start Input records

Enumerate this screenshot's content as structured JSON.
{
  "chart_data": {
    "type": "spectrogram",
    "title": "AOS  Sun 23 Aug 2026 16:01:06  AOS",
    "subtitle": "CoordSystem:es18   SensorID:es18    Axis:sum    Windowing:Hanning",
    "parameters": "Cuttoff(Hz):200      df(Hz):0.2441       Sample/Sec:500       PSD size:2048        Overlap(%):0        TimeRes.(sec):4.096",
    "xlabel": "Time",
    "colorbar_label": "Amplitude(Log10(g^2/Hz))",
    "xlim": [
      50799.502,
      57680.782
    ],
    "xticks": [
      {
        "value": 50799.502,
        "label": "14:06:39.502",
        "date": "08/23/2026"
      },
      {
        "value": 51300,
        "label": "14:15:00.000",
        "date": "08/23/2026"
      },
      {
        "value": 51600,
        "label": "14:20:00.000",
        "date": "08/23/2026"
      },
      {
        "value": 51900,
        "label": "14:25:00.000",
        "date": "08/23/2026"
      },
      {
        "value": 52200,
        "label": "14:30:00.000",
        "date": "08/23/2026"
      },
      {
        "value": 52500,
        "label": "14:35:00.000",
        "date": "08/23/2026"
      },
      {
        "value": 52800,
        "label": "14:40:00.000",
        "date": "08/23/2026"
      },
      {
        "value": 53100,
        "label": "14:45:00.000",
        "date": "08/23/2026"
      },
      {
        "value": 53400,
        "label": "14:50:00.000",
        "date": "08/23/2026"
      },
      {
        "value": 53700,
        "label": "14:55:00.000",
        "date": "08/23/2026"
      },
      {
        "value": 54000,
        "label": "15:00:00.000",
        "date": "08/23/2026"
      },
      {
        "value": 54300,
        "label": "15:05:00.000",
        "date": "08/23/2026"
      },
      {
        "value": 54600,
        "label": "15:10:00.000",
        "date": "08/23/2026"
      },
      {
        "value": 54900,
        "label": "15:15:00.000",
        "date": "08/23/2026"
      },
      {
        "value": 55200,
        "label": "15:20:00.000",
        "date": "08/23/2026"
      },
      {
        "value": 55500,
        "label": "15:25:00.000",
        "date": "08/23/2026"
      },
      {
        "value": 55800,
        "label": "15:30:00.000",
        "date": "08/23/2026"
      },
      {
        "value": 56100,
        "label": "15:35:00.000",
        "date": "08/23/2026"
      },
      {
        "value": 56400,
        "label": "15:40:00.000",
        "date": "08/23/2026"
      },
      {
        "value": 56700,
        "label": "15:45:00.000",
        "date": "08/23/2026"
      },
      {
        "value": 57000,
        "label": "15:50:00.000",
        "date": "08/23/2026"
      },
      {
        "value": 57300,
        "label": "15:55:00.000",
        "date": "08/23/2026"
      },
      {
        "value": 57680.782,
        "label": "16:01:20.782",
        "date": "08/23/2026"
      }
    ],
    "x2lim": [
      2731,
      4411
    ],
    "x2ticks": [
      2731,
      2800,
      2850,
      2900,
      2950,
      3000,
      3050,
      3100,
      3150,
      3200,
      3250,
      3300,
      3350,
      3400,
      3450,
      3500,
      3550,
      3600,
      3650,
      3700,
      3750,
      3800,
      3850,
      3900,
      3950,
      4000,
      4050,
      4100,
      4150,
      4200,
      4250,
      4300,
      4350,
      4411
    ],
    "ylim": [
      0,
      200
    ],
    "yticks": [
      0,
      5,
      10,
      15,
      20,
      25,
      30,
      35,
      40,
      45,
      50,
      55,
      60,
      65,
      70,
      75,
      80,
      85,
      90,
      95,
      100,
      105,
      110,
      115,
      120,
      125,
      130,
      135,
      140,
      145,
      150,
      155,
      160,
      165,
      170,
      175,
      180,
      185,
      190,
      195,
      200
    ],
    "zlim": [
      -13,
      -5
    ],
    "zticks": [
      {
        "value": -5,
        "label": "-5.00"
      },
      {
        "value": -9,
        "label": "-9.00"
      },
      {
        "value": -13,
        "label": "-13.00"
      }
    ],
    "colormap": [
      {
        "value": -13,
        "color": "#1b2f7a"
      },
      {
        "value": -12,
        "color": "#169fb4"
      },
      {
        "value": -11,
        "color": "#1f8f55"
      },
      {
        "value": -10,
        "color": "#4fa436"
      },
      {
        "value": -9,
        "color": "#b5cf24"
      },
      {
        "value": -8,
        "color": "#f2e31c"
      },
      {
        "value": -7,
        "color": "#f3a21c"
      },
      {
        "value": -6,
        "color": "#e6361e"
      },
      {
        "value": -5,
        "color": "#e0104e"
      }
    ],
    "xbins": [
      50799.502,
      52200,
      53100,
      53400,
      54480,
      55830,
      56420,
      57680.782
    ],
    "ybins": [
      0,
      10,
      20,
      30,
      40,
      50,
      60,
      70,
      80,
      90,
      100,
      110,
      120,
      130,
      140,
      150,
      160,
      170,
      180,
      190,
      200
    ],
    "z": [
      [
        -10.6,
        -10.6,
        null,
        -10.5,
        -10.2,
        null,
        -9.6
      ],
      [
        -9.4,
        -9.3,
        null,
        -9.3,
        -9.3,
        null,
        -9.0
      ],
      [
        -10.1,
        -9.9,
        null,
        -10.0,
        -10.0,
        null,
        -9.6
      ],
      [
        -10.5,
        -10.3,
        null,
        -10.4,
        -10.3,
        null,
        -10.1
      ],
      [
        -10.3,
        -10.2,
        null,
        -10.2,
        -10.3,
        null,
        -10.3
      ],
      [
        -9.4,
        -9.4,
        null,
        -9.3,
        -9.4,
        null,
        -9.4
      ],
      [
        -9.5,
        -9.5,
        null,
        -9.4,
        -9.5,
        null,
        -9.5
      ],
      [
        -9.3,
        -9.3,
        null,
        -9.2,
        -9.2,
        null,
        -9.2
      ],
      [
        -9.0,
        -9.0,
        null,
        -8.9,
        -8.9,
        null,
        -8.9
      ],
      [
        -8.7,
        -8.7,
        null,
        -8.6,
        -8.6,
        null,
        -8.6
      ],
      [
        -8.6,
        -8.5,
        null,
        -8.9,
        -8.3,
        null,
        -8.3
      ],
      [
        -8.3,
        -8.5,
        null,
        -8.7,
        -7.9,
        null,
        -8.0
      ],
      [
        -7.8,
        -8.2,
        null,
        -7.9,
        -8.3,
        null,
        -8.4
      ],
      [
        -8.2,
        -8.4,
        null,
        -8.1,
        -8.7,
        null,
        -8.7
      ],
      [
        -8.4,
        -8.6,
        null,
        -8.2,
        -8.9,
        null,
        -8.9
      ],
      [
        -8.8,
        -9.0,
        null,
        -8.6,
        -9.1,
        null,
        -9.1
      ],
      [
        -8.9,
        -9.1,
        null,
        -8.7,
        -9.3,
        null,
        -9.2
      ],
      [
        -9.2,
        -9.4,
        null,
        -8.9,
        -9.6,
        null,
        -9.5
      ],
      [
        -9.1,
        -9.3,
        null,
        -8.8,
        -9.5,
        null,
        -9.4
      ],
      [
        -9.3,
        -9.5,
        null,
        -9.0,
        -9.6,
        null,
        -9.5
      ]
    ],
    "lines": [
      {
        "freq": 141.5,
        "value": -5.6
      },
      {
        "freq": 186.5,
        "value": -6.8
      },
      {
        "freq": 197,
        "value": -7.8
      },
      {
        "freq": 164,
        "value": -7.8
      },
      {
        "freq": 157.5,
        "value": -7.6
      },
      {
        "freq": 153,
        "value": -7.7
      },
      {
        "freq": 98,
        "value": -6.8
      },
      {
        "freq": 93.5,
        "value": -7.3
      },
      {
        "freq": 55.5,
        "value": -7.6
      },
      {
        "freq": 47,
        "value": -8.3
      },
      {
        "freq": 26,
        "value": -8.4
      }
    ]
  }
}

end Input records

→ **What the task requires**:
Pull out every line of the entries that includes the word "freq".

→ **Answer to the problem**:
        "freq": 141.5,
        "freq": 186.5,
        "freq": 197,
        "freq": 164,
        "freq": 157.5,
        "freq": 153,
        "freq": 98,
        "freq": 93.5,
        "freq": 55.5,
        "freq": 47,
        "freq": 26,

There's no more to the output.